──────── Extracted data

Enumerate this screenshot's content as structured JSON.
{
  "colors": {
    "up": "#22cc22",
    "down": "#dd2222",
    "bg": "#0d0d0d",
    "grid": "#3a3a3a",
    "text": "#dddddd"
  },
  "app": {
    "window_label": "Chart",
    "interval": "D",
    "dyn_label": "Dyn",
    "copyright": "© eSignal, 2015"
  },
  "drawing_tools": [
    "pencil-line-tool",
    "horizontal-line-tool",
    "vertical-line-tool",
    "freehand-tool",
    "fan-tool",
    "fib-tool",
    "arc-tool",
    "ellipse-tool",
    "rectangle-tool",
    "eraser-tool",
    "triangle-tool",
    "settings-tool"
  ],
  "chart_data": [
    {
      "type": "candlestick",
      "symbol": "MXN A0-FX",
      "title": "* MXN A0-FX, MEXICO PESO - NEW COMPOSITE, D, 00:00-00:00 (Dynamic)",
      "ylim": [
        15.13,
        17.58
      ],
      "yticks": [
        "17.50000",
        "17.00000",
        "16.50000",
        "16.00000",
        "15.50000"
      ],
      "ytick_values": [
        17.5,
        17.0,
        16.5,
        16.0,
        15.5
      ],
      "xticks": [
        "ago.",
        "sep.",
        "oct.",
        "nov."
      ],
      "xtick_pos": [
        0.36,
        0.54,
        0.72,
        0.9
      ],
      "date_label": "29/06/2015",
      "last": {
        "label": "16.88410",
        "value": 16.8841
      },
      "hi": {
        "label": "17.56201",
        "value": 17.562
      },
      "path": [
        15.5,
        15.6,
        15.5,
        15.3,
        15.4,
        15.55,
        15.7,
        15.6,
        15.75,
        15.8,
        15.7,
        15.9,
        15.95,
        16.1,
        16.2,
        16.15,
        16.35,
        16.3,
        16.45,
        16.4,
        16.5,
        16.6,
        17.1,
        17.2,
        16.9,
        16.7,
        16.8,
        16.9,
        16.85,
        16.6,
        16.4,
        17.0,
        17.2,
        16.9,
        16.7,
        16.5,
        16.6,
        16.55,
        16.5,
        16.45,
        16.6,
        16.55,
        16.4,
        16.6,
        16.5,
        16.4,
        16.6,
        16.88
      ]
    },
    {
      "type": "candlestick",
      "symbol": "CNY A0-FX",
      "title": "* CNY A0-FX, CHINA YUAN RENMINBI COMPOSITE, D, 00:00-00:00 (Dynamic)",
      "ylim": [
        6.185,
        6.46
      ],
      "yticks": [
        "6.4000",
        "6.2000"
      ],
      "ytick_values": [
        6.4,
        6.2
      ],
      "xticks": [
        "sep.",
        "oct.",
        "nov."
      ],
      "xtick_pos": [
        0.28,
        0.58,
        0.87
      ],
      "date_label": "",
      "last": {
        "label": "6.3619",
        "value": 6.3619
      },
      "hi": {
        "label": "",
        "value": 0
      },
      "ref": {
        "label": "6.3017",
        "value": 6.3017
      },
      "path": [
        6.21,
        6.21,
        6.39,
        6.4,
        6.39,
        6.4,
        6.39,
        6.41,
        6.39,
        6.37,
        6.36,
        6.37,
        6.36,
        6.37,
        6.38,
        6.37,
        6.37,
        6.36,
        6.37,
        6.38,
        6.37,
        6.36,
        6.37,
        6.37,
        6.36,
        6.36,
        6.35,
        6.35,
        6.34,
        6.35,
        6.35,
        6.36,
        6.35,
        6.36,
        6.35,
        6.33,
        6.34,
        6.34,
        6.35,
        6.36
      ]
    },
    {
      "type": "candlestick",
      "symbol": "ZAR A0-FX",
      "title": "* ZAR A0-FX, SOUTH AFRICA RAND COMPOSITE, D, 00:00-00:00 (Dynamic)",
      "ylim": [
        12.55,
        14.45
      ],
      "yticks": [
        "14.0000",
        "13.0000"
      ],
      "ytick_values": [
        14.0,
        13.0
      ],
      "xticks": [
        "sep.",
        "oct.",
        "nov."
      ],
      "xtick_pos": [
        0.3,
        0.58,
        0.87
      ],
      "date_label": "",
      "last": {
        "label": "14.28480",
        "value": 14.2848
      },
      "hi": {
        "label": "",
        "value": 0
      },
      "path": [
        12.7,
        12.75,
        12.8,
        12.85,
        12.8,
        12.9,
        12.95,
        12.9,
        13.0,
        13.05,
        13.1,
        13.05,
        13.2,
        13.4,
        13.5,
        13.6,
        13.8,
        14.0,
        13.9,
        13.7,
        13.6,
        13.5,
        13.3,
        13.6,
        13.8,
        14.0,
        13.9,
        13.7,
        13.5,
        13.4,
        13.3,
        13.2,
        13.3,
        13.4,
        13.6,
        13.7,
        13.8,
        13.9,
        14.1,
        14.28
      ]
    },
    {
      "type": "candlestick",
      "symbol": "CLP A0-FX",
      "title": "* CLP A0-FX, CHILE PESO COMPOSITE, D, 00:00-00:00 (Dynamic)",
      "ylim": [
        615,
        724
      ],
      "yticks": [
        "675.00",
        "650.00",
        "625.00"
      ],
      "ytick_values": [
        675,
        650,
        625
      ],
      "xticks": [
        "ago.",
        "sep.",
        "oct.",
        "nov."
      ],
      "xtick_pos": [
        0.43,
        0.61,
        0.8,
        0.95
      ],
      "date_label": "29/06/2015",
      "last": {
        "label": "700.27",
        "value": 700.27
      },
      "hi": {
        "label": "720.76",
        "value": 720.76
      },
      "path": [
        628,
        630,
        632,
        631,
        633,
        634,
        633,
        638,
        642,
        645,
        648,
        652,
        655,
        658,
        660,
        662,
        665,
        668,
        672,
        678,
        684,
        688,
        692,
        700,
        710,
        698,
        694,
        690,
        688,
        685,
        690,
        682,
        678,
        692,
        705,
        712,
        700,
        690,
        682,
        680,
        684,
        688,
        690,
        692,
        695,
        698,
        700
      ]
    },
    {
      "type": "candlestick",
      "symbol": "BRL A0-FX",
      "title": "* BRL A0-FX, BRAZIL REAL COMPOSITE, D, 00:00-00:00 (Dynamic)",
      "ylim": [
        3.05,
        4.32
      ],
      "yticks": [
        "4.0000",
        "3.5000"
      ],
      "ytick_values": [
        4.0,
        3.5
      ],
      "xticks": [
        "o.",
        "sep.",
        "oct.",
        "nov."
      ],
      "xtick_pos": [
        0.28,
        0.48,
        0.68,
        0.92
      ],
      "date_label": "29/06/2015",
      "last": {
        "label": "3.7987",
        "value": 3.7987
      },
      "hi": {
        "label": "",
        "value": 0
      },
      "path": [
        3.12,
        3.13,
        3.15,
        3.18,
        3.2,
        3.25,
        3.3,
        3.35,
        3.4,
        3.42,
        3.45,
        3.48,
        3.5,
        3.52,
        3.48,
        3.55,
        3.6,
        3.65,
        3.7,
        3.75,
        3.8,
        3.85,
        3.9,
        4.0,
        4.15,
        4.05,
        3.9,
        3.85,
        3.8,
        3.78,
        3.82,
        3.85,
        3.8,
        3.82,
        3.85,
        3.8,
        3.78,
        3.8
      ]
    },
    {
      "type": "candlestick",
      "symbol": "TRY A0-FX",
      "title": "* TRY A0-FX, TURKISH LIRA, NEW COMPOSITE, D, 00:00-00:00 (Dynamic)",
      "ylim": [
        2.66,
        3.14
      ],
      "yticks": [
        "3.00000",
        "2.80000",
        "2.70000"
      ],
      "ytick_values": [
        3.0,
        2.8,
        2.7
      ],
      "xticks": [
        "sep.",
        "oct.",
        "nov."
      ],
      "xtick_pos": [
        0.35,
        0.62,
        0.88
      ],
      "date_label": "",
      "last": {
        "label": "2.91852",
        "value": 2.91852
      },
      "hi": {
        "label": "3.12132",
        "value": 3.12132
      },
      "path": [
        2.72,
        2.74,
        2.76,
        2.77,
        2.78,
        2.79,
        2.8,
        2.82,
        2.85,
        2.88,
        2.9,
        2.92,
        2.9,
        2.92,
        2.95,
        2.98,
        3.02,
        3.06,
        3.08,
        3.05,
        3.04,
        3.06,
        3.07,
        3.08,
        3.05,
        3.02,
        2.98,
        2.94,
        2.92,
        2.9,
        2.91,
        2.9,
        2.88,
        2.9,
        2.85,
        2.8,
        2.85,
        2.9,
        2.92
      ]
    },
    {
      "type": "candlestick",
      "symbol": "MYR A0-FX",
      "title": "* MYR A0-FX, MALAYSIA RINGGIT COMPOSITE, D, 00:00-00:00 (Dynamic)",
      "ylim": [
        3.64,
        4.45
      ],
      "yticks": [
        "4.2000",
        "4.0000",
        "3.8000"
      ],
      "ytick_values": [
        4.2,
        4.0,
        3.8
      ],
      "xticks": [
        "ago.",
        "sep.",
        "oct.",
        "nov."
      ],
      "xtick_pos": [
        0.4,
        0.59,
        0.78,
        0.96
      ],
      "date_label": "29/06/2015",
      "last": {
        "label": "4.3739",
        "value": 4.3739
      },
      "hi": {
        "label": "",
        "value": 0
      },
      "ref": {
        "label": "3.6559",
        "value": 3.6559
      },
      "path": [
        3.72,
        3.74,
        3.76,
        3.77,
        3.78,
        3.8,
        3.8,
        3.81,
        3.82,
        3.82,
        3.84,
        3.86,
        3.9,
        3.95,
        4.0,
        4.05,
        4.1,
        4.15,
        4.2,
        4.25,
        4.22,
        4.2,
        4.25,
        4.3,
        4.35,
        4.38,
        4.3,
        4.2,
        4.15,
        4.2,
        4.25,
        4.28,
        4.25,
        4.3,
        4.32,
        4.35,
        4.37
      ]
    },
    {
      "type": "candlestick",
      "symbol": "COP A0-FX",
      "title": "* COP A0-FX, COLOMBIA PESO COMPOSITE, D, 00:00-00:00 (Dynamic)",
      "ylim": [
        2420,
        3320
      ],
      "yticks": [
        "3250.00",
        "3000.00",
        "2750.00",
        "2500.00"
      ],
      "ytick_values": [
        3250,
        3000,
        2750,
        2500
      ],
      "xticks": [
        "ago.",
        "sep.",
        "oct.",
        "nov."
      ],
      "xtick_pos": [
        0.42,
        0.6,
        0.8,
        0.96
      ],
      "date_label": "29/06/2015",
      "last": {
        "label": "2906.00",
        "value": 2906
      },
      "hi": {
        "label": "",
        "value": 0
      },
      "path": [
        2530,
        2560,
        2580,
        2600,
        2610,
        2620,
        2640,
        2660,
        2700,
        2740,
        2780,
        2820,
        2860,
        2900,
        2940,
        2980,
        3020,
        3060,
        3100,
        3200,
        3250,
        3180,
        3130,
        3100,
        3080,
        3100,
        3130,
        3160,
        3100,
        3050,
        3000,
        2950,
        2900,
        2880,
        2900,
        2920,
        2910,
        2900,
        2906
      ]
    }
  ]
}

────────────────

Stated problem: Scan the listing above and copy all lines containing the word "symbol".

Solution to this task:
      "symbol": "MXN A0-FX",
      "symbol": "CNY A0-FX",
      "symbol": "ZAR A0-FX",
      "symbol": "CLP A0-FX",
      "symbol": "BRL A0-FX",
      "symbol": "TRY A0-FX",
      "symbol": "MYR A0-FX",
      "symbol": "COP A0-FX",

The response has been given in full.